Saved entries:
....................

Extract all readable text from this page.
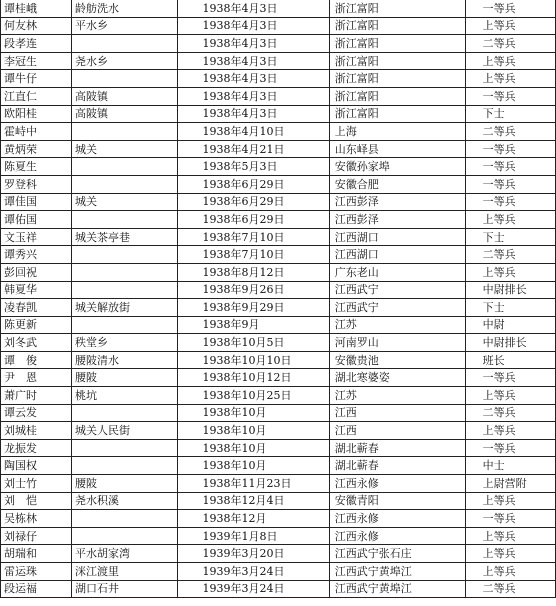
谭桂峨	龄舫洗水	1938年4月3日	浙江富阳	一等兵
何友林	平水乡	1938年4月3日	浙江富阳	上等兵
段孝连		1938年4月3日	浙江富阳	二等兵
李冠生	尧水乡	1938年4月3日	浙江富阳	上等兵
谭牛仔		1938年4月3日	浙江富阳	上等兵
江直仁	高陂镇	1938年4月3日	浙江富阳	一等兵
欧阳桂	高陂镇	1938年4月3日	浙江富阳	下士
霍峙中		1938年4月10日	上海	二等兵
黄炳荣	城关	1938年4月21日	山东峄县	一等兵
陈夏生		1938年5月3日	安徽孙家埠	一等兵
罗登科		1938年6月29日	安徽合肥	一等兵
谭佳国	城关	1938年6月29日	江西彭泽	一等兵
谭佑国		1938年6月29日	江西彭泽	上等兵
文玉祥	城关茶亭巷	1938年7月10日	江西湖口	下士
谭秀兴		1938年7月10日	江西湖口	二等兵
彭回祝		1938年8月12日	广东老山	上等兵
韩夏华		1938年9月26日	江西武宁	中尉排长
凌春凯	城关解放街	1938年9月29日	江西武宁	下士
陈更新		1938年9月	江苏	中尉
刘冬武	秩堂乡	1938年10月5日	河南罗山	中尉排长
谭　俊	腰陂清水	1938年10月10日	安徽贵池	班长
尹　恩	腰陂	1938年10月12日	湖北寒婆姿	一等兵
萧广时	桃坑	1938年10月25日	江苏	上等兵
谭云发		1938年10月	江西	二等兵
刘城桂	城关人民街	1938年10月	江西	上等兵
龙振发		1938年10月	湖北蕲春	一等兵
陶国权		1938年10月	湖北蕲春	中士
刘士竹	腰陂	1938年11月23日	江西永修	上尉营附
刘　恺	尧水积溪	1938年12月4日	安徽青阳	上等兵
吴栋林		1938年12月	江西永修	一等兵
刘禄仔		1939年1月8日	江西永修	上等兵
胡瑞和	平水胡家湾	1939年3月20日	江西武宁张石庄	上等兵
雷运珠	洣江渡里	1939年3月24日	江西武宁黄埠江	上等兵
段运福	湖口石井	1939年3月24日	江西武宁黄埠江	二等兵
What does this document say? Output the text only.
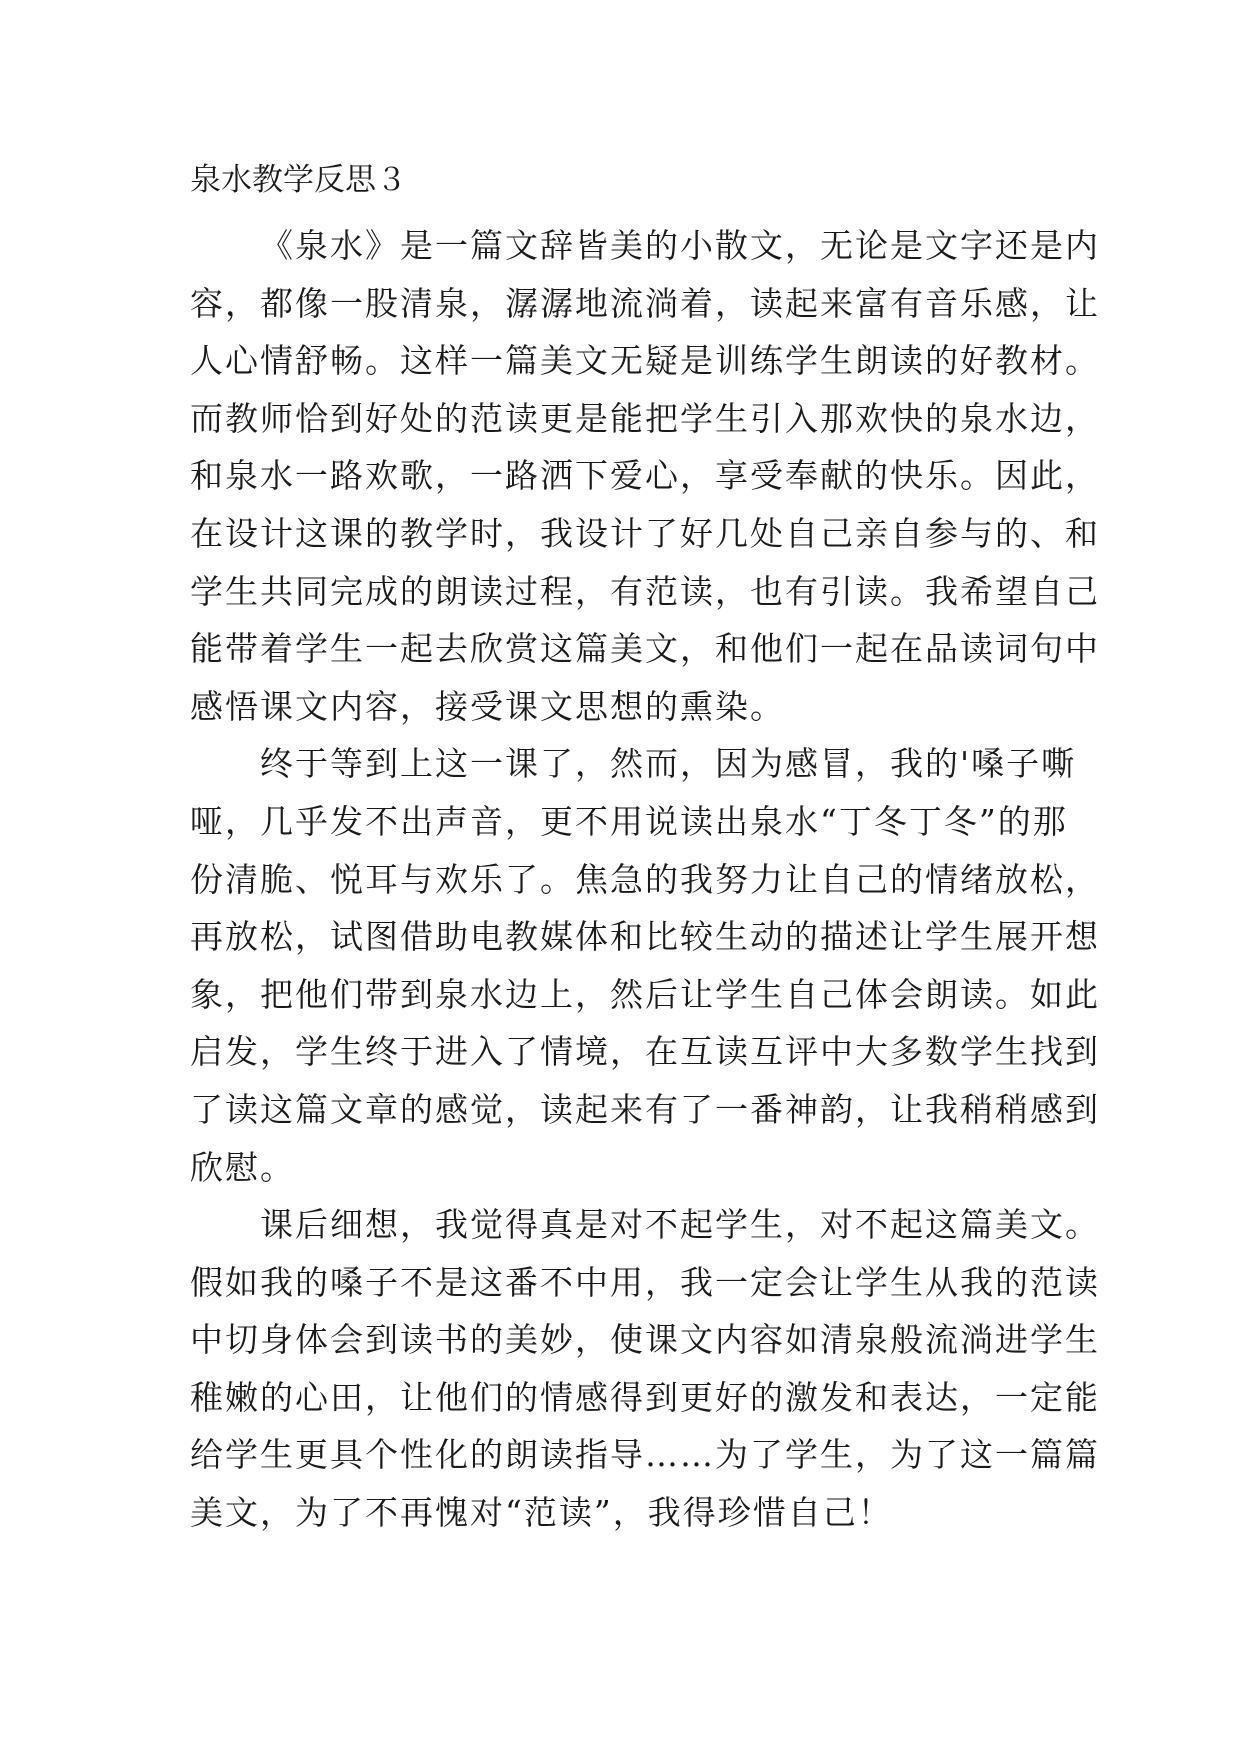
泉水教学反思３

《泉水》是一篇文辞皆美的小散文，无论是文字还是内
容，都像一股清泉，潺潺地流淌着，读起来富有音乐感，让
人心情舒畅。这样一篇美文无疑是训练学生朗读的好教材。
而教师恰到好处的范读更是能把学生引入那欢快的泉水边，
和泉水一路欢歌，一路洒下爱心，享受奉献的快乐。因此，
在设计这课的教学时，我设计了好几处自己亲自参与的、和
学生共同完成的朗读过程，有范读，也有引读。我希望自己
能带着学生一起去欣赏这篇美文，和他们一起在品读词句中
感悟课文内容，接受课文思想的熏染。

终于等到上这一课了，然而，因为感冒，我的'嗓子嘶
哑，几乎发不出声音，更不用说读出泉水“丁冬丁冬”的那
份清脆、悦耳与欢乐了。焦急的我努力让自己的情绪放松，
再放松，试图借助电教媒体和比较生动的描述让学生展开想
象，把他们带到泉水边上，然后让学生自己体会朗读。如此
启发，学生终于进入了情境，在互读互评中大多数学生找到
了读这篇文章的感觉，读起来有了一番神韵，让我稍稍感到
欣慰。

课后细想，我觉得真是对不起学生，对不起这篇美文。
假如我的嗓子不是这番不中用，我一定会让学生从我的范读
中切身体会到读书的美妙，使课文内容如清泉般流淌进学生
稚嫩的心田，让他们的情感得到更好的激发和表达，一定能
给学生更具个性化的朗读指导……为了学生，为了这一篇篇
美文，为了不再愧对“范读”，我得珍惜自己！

....................

**WORK INSTRUCTIONS:** Leave out the pictures and print every line of the data exactly.

**THE REPLY:**
Extract all readable text from this page.
谭桂峨	龄舫洗水	1938年4月3日	浙江富阳	一等兵
何友林	平水乡	1938年4月3日	浙江富阳	上等兵
段孝连		1938年4月3日	浙江富阳	二等兵
李冠生	尧水乡	1938年4月3日	浙江富阳	上等兵
谭牛仔		1938年4月3日	浙江富阳	上等兵
江直仁	高陂镇	1938年4月3日	浙江富阳	一等兵
欧阳桂	高陂镇	1938年4月3日	浙江富阳	下士
霍峙中		1938年4月10日	上海	二等兵
黄炳荣	城关	1938年4月21日	山东峄县	一等兵
陈夏生		1938年5月3日	安徽孙家埠	一等兵
罗登科		1938年6月29日	安徽合肥	一等兵
谭佳国	城关	1938年6月29日	江西彭泽	一等兵
谭佑国		1938年6月29日	江西彭泽	上等兵
文玉祥	城关茶亭巷	1938年7月10日	江西湖口	下士
谭秀兴		1938年7月10日	江西湖口	二等兵
彭回祝		1938年8月12日	广东老山	上等兵
韩夏华		1938年9月26日	江西武宁	中尉排长
凌春凯	城关解放街	1938年9月29日	江西武宁	下士
陈更新		1938年9月	江苏	中尉
刘冬武	秩堂乡	1938年10月5日	河南罗山	中尉排长
谭　俊	腰陂清水	1938年10月10日	安徽贵池	班长
尹　恩	腰陂	1938年10月12日	湖北寒婆姿	一等兵
萧广时	桃坑	1938年10月25日	江苏	上等兵
谭云发		1938年10月	江西	二等兵
刘城桂	城关人民街	1938年10月	江西	上等兵
龙振发		1938年10月	湖北蕲春	一等兵
陶国权		1938年10月	湖北蕲春	中士
刘士竹	腰陂	1938年11月23日	江西永修	上尉营附
刘　恺	尧水积溪	1938年12月4日	安徽青阳	上等兵
吴栋林		1938年12月	江西永修	一等兵
刘禄仔		1939年1月8日	江西永修	上等兵
胡瑞和	平水胡家湾	1939年3月20日	江西武宁张石庄	上等兵
雷运珠	洣江渡里	1939年3月24日	江西武宁黄埠江	上等兵
段运福	湖口石井	1939年3月24日	江西武宁黄埠江	二等兵
What does this document say? Output the text only.
泉水教学反思３

《泉水》是一篇文辞皆美的小散文，无论是文字还是内
容，都像一股清泉，潺潺地流淌着，读起来富有音乐感，让
人心情舒畅。这样一篇美文无疑是训练学生朗读的好教材。
而教师恰到好处的范读更是能把学生引入那欢快的泉水边，
和泉水一路欢歌，一路洒下爱心，享受奉献的快乐。因此，
在设计这课的教学时，我设计了好几处自己亲自参与的、和
学生共同完成的朗读过程，有范读，也有引读。我希望自己
能带着学生一起去欣赏这篇美文，和他们一起在品读词句中
感悟课文内容，接受课文思想的熏染。

终于等到上这一课了，然而，因为感冒，我的'嗓子嘶
哑，几乎发不出声音，更不用说读出泉水“丁冬丁冬”的那
份清脆、悦耳与欢乐了。焦急的我努力让自己的情绪放松，
再放松，试图借助电教媒体和比较生动的描述让学生展开想
象，把他们带到泉水边上，然后让学生自己体会朗读。如此
启发，学生终于进入了情境，在互读互评中大多数学生找到
了读这篇文章的感觉，读起来有了一番神韵，让我稍稍感到
欣慰。

课后细想，我觉得真是对不起学生，对不起这篇美文。
假如我的嗓子不是这番不中用，我一定会让学生从我的范读
中切身体会到读书的美妙，使课文内容如清泉般流淌进学生
稚嫩的心田，让他们的情感得到更好的激发和表达，一定能
给学生更具个性化的朗读指导……为了学生，为了这一篇篇
美文，为了不再愧对“范读”，我得珍惜自己！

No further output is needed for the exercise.